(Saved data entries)
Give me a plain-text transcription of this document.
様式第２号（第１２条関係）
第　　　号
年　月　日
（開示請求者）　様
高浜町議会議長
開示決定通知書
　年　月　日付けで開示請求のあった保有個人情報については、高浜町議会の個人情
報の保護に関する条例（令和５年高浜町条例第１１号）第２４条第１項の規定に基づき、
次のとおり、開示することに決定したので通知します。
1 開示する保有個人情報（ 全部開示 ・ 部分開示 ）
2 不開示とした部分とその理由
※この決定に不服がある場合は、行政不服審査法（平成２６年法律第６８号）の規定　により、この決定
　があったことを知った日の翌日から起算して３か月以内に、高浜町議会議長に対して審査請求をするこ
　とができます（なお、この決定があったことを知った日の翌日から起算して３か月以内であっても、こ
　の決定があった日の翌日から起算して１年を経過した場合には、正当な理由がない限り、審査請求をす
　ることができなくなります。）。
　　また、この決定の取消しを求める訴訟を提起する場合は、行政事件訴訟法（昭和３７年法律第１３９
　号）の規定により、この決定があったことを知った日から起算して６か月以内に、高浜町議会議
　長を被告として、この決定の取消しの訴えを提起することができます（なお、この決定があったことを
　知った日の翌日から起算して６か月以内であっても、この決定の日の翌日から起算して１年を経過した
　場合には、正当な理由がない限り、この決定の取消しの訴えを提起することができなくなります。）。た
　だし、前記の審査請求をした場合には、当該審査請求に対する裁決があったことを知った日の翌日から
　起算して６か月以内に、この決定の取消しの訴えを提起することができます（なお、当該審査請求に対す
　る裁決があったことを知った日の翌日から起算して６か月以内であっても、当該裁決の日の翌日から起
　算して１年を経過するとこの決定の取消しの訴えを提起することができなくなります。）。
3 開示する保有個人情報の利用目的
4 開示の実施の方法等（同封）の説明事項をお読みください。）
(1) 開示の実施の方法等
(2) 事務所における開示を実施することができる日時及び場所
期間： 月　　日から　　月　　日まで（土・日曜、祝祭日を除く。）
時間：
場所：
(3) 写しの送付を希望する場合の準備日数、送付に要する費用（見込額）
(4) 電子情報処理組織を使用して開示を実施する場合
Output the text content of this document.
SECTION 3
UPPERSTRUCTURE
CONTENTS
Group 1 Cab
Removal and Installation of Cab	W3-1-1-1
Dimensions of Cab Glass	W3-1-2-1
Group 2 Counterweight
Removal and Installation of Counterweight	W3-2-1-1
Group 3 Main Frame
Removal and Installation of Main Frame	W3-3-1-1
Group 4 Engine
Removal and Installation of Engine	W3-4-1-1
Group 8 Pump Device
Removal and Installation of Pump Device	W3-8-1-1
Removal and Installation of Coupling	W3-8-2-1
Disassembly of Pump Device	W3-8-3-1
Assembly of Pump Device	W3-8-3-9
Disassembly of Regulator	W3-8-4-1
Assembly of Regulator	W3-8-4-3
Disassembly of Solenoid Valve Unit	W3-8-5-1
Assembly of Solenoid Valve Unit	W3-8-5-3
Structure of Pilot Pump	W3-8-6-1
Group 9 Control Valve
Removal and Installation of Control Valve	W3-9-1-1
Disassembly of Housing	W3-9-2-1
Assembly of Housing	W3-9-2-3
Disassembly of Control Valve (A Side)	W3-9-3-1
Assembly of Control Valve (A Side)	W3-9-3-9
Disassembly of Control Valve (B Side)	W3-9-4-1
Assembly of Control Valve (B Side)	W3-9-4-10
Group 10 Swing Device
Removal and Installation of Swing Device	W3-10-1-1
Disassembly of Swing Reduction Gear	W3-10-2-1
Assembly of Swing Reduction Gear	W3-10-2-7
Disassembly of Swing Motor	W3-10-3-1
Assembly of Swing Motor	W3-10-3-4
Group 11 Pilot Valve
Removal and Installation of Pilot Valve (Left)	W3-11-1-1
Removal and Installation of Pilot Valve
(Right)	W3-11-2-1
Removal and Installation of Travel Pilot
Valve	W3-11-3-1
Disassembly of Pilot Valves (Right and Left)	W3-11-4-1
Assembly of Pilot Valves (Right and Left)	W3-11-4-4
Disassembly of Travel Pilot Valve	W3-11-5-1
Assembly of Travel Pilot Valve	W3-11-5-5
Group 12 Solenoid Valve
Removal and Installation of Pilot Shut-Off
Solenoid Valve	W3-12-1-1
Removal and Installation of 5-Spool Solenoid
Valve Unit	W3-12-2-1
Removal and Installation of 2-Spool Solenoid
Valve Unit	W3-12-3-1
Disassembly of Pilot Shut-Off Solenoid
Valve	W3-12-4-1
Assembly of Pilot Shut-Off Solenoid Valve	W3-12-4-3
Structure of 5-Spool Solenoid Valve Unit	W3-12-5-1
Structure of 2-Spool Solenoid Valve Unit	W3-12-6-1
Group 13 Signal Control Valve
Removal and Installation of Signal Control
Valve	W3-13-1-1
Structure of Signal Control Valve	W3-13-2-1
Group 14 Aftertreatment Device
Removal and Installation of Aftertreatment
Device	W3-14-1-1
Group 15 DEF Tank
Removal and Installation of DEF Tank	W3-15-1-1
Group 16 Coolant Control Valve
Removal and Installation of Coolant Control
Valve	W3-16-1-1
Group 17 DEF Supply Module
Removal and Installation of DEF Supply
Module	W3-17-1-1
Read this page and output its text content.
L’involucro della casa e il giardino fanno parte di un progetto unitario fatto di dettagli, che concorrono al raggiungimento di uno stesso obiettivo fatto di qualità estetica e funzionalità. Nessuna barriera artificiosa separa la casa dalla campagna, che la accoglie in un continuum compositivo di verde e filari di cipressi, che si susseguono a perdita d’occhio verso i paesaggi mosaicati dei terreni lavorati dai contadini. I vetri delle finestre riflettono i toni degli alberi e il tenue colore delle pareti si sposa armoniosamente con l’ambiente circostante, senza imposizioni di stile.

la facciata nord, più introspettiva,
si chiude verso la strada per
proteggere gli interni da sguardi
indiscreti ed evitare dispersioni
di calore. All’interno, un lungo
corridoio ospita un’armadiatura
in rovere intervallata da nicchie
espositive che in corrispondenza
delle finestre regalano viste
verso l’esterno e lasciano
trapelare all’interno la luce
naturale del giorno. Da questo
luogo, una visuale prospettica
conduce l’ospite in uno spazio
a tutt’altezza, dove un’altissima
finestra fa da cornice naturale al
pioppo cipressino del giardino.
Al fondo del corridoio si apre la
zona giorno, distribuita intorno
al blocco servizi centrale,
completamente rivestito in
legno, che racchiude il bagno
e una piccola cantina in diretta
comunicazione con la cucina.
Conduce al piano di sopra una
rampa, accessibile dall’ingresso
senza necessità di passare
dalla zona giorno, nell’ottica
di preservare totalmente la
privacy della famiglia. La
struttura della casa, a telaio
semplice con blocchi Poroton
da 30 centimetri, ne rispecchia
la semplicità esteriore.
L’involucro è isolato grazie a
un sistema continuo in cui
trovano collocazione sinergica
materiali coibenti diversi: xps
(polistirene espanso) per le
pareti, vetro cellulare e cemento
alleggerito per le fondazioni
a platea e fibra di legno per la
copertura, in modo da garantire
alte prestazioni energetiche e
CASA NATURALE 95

#### Stated exercise:
Find "Control". Copy every line it occurs in.

#### Output of the task:
Group 9 Control Valve
Removal and Installation of Control Valve	W3-9-1-1
Disassembly of Control Valve (A Side)	W3-9-3-1
Assembly of Control Valve (A Side)	W3-9-3-9
Disassembly of Control Valve (B Side)	W3-9-4-1
Assembly of Control Valve (B Side)	W3-9-4-10
Group 13 Signal Control Valve
Removal and Installation of Signal Control
Structure of Signal Control Valve	W3-13-2-1
Group 16 Coolant Control Valve
Removal and Installation of Coolant Control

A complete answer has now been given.